Which lines hold the word "Universally"? Copy each one.

[Dataset records]
----------------------------------------

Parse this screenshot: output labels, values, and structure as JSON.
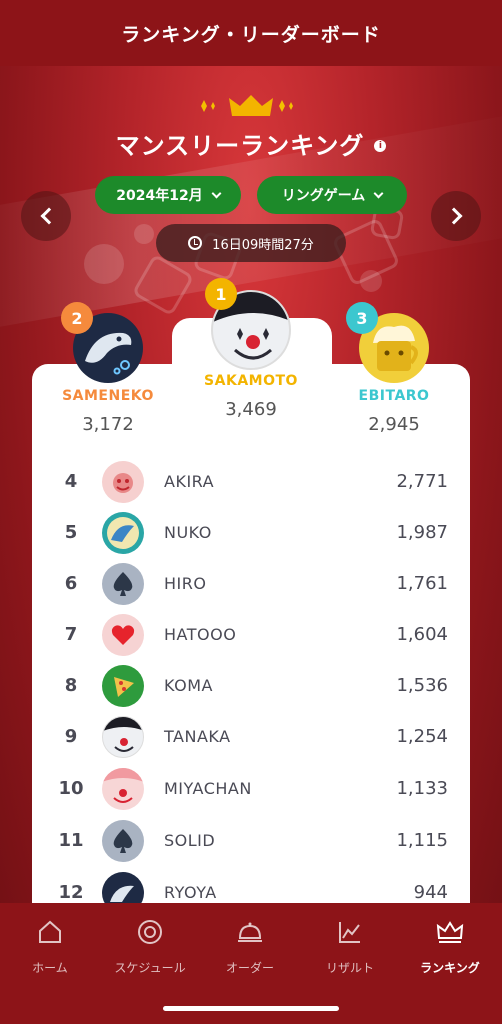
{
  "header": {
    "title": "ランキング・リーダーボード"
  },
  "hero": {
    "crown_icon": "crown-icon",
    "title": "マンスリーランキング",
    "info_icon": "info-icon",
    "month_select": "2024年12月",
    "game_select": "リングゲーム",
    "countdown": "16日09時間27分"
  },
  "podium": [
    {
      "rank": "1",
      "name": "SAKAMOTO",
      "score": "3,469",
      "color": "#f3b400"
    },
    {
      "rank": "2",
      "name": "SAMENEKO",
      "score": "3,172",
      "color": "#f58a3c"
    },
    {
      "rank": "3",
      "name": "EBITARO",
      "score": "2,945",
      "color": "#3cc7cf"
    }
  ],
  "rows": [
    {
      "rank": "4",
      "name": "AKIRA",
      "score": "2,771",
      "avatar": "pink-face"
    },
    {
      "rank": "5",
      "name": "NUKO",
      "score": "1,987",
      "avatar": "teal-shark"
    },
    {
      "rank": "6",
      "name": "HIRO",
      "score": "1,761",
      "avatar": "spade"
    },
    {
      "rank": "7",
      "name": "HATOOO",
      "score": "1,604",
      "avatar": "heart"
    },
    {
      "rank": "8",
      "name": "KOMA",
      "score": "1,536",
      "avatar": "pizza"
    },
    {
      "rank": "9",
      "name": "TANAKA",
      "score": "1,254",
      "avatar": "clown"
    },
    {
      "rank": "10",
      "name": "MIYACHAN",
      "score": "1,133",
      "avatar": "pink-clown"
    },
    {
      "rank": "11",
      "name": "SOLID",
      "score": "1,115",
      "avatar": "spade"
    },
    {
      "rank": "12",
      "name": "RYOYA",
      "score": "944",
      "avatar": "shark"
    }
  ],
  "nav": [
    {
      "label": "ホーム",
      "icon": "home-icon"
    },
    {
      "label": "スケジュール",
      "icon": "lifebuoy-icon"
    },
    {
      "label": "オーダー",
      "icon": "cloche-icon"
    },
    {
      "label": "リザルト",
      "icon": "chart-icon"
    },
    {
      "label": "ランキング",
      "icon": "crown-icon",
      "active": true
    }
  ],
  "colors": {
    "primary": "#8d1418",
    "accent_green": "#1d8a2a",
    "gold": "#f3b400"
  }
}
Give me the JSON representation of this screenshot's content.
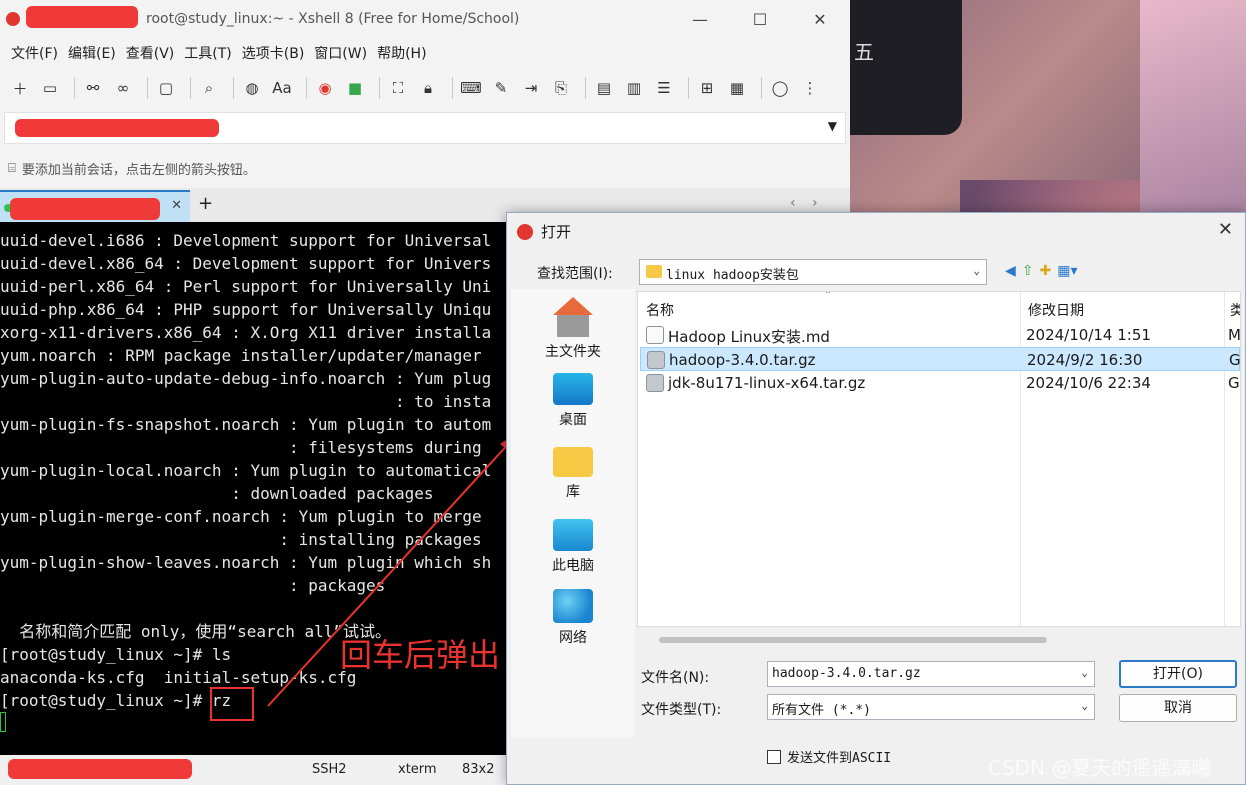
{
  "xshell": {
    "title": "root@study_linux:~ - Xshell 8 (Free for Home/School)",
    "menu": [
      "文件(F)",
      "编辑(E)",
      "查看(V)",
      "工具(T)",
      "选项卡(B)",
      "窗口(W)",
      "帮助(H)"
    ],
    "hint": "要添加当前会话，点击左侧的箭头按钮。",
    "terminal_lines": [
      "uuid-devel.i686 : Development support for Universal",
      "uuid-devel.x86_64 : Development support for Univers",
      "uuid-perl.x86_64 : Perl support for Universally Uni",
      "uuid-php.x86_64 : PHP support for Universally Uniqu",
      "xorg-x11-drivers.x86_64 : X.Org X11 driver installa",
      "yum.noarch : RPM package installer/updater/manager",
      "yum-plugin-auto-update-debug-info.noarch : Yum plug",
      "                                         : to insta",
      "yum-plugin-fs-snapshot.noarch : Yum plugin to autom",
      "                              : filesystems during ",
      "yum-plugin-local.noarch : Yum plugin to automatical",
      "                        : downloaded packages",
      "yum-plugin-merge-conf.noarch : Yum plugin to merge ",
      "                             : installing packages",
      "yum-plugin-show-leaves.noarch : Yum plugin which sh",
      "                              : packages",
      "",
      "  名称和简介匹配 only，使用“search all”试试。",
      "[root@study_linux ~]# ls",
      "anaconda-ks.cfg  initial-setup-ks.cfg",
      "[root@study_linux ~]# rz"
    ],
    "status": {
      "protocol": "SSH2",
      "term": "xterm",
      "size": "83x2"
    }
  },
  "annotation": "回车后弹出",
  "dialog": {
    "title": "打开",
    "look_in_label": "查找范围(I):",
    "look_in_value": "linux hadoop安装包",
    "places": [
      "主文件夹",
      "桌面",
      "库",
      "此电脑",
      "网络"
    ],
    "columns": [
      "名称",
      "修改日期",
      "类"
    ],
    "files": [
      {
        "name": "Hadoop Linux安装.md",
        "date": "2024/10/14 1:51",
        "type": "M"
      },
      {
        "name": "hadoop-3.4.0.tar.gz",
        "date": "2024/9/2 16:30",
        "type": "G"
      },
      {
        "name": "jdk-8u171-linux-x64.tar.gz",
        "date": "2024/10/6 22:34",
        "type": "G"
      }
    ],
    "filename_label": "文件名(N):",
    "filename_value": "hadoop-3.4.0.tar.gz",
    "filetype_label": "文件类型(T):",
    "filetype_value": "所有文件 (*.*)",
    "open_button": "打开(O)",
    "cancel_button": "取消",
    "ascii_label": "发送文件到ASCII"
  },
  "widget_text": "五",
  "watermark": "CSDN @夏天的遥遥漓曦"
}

----------------------------------------

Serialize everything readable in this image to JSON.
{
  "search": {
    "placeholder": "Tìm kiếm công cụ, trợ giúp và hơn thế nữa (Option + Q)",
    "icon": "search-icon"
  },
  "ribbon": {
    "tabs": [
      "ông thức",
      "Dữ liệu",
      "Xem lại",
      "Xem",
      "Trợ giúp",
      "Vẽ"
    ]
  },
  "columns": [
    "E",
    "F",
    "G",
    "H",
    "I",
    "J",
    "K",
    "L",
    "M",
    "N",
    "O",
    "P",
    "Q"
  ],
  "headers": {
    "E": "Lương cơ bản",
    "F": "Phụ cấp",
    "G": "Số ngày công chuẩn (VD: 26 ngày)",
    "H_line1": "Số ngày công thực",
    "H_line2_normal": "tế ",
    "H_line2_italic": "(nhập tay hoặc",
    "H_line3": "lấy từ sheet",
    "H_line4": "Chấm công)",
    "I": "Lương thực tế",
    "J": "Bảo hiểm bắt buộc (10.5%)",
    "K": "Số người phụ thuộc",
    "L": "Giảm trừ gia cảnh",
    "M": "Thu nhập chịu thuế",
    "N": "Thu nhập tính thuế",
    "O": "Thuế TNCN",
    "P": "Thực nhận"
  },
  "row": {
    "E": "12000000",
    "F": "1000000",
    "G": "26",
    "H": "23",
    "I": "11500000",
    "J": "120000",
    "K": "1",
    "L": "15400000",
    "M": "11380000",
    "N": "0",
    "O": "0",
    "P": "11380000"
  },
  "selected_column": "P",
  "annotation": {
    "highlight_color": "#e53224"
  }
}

----------------------------------------

[REPLY TO THE EXERCISE]
      "uuid-perl.x86_64 : Perl support for Universally Uni",
      "uuid-php.x86_64 : PHP support for Universally Uniqu",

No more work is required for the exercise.